INSTRUCTIONS TO FOLLOW
Copy every record word for word.

(Records from a collection of figures)
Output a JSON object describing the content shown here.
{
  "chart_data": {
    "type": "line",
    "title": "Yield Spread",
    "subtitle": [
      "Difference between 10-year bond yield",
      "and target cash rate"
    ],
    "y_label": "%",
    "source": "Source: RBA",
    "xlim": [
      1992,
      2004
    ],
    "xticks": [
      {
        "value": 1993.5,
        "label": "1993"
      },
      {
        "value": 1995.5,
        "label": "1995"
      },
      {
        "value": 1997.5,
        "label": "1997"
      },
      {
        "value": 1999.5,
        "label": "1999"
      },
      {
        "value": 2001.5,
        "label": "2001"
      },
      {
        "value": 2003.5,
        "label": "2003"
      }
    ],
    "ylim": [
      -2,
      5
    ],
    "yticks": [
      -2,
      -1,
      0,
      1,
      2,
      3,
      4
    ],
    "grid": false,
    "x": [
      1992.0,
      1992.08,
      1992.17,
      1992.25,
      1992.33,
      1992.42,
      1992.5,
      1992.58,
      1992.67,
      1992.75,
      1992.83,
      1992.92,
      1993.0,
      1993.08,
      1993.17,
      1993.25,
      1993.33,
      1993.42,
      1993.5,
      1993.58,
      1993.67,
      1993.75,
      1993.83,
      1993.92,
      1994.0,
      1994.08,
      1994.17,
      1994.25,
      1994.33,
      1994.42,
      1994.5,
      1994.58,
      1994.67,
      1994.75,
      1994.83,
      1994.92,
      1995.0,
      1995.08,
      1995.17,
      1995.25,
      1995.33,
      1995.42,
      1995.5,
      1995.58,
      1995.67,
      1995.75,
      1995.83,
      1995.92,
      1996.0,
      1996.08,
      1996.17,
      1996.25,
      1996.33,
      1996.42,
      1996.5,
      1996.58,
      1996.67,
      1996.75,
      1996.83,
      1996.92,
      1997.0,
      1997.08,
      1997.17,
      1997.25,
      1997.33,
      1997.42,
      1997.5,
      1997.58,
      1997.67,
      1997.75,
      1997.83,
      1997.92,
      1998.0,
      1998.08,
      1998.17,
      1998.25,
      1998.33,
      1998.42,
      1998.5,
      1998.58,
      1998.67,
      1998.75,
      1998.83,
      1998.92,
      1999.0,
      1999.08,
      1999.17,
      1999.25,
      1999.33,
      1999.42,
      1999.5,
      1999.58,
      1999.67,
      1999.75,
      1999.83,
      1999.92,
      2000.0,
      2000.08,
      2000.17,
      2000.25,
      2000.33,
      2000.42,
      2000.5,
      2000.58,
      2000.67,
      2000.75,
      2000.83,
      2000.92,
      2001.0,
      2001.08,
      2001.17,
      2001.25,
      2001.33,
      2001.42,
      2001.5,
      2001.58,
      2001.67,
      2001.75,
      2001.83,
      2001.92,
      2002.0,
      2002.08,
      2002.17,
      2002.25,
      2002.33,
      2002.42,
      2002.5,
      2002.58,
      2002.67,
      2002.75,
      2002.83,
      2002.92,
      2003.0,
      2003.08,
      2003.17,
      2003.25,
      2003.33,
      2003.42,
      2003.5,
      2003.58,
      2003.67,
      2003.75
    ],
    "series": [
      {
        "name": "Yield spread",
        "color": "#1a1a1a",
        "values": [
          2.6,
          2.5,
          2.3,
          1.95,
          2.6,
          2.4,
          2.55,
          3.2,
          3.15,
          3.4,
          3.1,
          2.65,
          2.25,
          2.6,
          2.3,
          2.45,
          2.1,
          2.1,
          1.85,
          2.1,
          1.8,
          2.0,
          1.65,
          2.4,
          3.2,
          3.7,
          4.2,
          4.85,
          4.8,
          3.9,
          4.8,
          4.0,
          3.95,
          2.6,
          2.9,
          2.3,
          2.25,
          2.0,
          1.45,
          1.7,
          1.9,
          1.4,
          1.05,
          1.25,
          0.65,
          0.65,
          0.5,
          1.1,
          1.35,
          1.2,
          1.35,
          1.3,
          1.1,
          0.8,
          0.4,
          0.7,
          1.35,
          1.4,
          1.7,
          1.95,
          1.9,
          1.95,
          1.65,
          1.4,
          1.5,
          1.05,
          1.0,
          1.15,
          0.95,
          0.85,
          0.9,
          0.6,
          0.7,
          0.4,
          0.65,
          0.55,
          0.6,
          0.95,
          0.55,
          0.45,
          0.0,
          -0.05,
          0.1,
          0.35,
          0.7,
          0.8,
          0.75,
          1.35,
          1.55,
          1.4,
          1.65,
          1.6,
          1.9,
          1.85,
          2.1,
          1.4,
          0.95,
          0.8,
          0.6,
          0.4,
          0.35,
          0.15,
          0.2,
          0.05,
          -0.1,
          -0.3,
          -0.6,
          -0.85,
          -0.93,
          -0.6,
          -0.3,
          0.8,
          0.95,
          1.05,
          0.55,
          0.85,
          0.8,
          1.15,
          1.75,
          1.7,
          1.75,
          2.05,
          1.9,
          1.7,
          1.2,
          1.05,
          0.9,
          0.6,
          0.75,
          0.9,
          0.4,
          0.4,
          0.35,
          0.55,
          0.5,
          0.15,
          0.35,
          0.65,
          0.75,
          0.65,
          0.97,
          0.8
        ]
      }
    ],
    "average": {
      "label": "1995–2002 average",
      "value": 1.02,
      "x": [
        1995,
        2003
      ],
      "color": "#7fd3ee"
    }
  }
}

OUTPUT BELOW
Output a JSON object describing the content shown here.
{
  "chart_data": {
    "type": "line",
    "title": "Yield Spread",
    "subtitle": [
      "Difference between 10-year bond yield",
      "and target cash rate"
    ],
    "y_label": "%",
    "source": "Source: RBA",
    "xlim": [
      1992,
      2004
    ],
    "xticks": [
      {
        "value": 1993.5,
        "label": "1993"
      },
      {
        "value": 1995.5,
        "label": "1995"
      },
      {
        "value": 1997.5,
        "label": "1997"
      },
      {
        "value": 1999.5,
        "label": "1999"
      },
      {
        "value": 2001.5,
        "label": "2001"
      },
      {
        "value": 2003.5,
        "label": "2003"
      }
    ],
    "ylim": [
      -2,
      5
    ],
    "yticks": [
      -2,
      -1,
      0,
      1,
      2,
      3,
      4
    ],
    "grid": false,
    "x": [
      1992.0,
      1992.08,
      1992.17,
      1992.25,
      1992.33,
      1992.42,
      1992.5,
      1992.58,
      1992.67,
      1992.75,
      1992.83,
      1992.92,
      1993.0,
      1993.08,
      1993.17,
      1993.25,
      1993.33,
      1993.42,
      1993.5,
      1993.58,
      1993.67,
      1993.75,
      1993.83,
      1993.92,
      1994.0,
      1994.08,
      1994.17,
      1994.25,
      1994.33,
      1994.42,
      1994.5,
      1994.58,
      1994.67,
      1994.75,
      1994.83,
      1994.92,
      1995.0,
      1995.08,
      1995.17,
      1995.25,
      1995.33,
      1995.42,
      1995.5,
      1995.58,
      1995.67,
      1995.75,
      1995.83,
      1995.92,
      1996.0,
      1996.08,
      1996.17,
      1996.25,
      1996.33,
      1996.42,
      1996.5,
      1996.58,
      1996.67,
      1996.75,
      1996.83,
      1996.92,
      1997.0,
      1997.08,
      1997.17,
      1997.25,
      1997.33,
      1997.42,
      1997.5,
      1997.58,
      1997.67,
      1997.75,
      1997.83,
      1997.92,
      1998.0,
      1998.08,
      1998.17,
      1998.25,
      1998.33,
      1998.42,
      1998.5,
      1998.58,
      1998.67,
      1998.75,
      1998.83,
      1998.92,
      1999.0,
      1999.08,
      1999.17,
      1999.25,
      1999.33,
      1999.42,
      1999.5,
      1999.58,
      1999.67,
      1999.75,
      1999.83,
      1999.92,
      2000.0,
      2000.08,
      2000.17,
      2000.25,
      2000.33,
      2000.42,
      2000.5,
      2000.58,
      2000.67,
      2000.75,
      2000.83,
      2000.92,
      2001.0,
      2001.08,
      2001.17,
      2001.25,
      2001.33,
      2001.42,
      2001.5,
      2001.58,
      2001.67,
      2001.75,
      2001.83,
      2001.92,
      2002.0,
      2002.08,
      2002.17,
      2002.25,
      2002.33,
      2002.42,
      2002.5,
      2002.58,
      2002.67,
      2002.75,
      2002.83,
      2002.92,
      2003.0,
      2003.08,
      2003.17,
      2003.25,
      2003.33,
      2003.42,
      2003.5,
      2003.58,
      2003.67,
      2003.75
    ],
    "series": [
      {
        "name": "Yield spread",
        "color": "#1a1a1a",
        "values": [
          2.6,
          2.5,
          2.3,
          1.95,
          2.6,
          2.4,
          2.55,
          3.2,
          3.15,
          3.4,
          3.1,
          2.65,
          2.25,
          2.6,
          2.3,
          2.45,
          2.1,
          2.1,
          1.85,
          2.1,
          1.8,
          2.0,
          1.65,
          2.4,
          3.2,
          3.7,
          4.2,
          4.85,
          4.8,
          3.9,
          4.8,
          4.0,
          3.95,
          2.6,
          2.9,
          2.3,
          2.25,
          2.0,
          1.45,
          1.7,
          1.9,
          1.4,
          1.05,
          1.25,
          0.65,
          0.65,
          0.5,
          1.1,
          1.35,
          1.2,
          1.35,
          1.3,
          1.1,
          0.8,
          0.4,
          0.7,
          1.35,
          1.4,
          1.7,
          1.95,
          1.9,
          1.95,
          1.65,
          1.4,
          1.5,
          1.05,
          1.0,
          1.15,
          0.95,
          0.85,
          0.9,
          0.6,
          0.7,
          0.4,
          0.65,
          0.55,
          0.6,
          0.95,
          0.55,
          0.45,
          0.0,
          -0.05,
          0.1,
          0.35,
          0.7,
          0.8,
          0.75,
          1.35,
          1.55,
          1.4,
          1.65,
          1.6,
          1.9,
          1.85,
          2.1,
          1.4,
          0.95,
          0.8,
          0.6,
          0.4,
          0.35,
          0.15,
          0.2,
          0.05,
          -0.1,
          -0.3,
          -0.6,
          -0.85,
          -0.93,
          -0.6,
          -0.3,
          0.8,
          0.95,
          1.05,
          0.55,
          0.85,
          0.8,
          1.15,
          1.75,
          1.7,
          1.75,
          2.05,
          1.9,
          1.7,
          1.2,
          1.05,
          0.9,
          0.6,
          0.75,
          0.9,
          0.4,
          0.4,
          0.35,
          0.55,
          0.5,
          0.15,
          0.35,
          0.65,
          0.75,
          0.65,
          0.97,
          0.8
        ]
      }
    ],
    "average": {
      "label": "1995–2002 average",
      "value": 1.02,
      "x": [
        1995,
        2003
      ],
      "color": "#7fd3ee"
    }
  }
}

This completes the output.